■ **PROBLEM TO SOLVE**
Across the entries, how many lines have the string "självkärlek" in them? Reply with only a number.

■ **DATA FOR THIS TASK**
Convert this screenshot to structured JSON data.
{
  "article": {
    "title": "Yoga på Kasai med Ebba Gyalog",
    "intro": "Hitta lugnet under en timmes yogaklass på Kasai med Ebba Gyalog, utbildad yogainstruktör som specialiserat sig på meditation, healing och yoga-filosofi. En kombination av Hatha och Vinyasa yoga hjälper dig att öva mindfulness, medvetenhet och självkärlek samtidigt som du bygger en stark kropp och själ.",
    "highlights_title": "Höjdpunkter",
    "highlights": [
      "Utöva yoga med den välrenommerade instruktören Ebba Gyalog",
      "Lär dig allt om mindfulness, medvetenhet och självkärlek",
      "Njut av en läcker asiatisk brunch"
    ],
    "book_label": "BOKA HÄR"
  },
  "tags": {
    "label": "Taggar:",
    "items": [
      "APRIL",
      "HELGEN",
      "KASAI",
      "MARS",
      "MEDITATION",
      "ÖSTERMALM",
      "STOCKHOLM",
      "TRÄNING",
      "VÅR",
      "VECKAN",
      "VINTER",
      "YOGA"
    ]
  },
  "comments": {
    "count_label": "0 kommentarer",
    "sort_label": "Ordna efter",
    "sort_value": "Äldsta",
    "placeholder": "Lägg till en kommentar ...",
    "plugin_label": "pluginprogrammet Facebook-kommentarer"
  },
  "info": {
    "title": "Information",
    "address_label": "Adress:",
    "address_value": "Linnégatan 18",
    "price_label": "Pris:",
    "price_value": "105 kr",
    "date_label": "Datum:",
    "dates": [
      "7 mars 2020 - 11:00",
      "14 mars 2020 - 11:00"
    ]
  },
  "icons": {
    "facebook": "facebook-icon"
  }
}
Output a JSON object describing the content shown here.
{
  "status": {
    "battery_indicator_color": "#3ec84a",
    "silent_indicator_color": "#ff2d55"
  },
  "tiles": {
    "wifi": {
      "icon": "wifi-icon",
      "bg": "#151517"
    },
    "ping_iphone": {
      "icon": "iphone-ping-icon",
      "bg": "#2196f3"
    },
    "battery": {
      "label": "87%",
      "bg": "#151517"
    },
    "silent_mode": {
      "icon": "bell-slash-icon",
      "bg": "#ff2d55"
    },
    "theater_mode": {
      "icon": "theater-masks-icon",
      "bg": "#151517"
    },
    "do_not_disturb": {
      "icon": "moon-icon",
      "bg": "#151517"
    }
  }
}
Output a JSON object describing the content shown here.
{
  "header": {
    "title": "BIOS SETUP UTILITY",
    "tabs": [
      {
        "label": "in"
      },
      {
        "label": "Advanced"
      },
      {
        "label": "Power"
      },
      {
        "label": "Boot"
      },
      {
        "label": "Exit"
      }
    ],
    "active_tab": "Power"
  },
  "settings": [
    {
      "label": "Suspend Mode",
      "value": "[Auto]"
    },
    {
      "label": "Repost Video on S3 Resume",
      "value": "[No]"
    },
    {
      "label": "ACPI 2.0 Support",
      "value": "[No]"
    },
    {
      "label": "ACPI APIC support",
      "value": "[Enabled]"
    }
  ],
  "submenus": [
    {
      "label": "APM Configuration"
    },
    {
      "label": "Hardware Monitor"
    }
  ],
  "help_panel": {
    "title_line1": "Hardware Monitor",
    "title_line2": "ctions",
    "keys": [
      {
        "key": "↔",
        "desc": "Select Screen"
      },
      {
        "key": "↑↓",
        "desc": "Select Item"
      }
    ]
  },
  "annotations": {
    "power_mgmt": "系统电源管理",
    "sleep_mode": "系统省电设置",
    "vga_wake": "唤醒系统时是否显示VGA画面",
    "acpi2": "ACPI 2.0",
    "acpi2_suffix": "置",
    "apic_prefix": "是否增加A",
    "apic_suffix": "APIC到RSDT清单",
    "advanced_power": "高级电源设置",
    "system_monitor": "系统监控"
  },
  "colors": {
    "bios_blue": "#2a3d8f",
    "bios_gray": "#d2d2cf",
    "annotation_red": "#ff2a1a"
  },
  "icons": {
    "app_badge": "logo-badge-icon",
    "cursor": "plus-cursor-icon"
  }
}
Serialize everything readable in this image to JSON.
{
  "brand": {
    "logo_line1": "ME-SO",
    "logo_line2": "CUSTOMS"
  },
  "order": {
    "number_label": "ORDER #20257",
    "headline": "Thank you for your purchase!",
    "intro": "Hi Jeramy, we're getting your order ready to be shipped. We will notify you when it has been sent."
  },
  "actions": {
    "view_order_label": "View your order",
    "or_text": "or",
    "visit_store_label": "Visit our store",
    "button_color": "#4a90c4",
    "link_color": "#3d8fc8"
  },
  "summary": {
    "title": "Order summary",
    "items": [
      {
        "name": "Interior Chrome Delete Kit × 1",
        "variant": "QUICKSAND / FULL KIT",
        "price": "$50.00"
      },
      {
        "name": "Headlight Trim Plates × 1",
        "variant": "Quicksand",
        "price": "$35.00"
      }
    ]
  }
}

■ **CORRECT OUTPUT**
2